#### Exercise goal:
Present each line of the entries below that holds the word "data".

#### Given records:
◆ ◆ ◆ ◆
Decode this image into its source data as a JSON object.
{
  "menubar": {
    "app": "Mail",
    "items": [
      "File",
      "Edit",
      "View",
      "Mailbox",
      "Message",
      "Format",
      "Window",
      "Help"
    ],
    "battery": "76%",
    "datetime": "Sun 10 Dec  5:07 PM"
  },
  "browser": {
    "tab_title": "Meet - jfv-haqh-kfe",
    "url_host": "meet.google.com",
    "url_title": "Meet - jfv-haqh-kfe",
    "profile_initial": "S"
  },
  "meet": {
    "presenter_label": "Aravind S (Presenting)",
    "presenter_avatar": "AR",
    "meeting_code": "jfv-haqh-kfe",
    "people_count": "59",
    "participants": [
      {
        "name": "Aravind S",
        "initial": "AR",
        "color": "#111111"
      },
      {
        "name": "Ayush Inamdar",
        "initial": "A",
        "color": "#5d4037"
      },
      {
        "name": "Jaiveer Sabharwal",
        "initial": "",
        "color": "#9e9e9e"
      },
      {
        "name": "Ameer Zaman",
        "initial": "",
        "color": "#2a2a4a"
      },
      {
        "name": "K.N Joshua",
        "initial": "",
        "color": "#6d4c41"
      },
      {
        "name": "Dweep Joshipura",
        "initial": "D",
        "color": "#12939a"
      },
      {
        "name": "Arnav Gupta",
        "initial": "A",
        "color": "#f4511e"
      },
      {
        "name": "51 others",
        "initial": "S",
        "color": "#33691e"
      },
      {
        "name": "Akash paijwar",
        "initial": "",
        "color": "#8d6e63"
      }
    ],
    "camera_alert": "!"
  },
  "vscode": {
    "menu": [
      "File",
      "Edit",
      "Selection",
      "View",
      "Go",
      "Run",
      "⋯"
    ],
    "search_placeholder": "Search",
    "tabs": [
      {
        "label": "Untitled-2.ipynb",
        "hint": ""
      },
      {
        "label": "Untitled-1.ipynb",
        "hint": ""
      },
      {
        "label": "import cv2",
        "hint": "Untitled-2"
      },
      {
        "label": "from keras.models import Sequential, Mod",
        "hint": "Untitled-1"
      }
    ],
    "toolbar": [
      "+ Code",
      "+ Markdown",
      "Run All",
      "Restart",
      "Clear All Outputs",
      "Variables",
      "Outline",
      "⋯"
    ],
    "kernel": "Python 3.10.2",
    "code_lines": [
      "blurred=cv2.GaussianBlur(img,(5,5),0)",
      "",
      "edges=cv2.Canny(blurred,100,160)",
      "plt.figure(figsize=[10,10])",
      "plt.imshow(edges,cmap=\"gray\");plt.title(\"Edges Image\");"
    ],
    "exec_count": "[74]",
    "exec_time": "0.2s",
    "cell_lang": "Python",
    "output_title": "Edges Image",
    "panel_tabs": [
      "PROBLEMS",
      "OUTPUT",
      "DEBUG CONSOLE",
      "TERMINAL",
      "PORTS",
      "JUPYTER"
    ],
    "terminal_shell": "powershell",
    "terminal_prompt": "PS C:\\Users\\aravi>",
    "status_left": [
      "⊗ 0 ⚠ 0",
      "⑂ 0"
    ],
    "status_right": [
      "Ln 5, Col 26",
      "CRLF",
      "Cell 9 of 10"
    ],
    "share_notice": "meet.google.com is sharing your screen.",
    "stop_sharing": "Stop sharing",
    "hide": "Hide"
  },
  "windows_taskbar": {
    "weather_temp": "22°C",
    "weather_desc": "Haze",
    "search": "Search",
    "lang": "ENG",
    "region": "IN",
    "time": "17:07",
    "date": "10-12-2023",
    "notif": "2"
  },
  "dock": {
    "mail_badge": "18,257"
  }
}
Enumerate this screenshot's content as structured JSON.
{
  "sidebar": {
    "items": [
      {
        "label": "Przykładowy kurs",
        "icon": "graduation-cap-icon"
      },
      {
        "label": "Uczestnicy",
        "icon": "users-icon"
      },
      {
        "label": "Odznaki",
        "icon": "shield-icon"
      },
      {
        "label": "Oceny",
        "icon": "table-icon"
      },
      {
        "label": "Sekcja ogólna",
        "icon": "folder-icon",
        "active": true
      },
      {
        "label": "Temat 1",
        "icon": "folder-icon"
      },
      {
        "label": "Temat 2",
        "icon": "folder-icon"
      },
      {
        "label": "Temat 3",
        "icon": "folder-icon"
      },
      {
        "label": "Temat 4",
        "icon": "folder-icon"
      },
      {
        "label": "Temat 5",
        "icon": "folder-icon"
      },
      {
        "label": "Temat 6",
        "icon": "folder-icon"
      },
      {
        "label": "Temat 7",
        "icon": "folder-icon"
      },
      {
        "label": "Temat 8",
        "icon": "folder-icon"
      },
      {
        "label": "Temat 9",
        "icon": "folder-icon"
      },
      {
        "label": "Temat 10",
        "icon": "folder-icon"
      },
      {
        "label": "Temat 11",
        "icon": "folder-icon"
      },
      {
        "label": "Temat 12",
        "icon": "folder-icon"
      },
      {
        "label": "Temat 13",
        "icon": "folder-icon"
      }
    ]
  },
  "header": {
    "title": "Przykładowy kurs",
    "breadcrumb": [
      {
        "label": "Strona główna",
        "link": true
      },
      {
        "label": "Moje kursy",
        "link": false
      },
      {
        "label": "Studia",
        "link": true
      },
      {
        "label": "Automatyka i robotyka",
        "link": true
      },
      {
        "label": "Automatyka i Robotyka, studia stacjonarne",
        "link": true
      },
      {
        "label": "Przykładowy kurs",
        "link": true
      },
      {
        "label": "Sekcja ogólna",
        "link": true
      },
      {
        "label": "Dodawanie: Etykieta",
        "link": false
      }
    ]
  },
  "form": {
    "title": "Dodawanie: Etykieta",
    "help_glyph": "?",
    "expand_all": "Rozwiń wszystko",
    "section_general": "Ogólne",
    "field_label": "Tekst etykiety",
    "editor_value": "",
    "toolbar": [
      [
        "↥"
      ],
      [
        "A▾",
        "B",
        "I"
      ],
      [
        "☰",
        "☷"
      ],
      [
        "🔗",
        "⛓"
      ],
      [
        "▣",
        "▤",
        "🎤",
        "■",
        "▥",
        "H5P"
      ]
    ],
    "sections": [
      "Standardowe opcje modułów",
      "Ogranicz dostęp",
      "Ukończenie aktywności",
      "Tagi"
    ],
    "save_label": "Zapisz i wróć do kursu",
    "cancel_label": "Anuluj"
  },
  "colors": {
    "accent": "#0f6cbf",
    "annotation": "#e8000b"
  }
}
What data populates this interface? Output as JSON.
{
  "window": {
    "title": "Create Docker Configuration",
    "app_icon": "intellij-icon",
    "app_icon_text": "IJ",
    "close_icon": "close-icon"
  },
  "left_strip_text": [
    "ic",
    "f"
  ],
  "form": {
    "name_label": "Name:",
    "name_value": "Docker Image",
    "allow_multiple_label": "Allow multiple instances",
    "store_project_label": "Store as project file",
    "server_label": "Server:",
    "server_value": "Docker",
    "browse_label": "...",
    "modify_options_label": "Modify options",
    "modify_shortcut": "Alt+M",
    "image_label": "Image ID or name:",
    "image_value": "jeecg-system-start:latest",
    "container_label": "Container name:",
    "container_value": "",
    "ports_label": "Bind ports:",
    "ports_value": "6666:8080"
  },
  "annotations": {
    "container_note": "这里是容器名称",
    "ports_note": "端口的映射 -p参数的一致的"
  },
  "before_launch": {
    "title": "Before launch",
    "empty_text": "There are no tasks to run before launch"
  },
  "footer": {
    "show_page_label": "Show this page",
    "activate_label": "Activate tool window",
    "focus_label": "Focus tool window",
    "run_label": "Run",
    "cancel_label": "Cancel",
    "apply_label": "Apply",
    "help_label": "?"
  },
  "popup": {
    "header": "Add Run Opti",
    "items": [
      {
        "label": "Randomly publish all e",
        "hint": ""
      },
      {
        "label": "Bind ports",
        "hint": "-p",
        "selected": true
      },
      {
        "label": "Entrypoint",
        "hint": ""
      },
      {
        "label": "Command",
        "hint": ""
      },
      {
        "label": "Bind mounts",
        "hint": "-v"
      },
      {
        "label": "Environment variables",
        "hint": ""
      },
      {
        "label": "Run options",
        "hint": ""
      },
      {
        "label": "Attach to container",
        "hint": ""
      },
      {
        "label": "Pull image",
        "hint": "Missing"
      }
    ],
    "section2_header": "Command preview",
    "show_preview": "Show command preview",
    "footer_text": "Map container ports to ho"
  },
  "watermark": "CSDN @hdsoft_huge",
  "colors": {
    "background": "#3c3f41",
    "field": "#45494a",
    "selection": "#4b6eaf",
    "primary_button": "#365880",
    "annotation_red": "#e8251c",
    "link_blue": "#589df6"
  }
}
◆ ◆ ◆ ◆
#### Exercise result:
Decode this image into its source data as a JSON object.
What data populates this interface? Output as JSON.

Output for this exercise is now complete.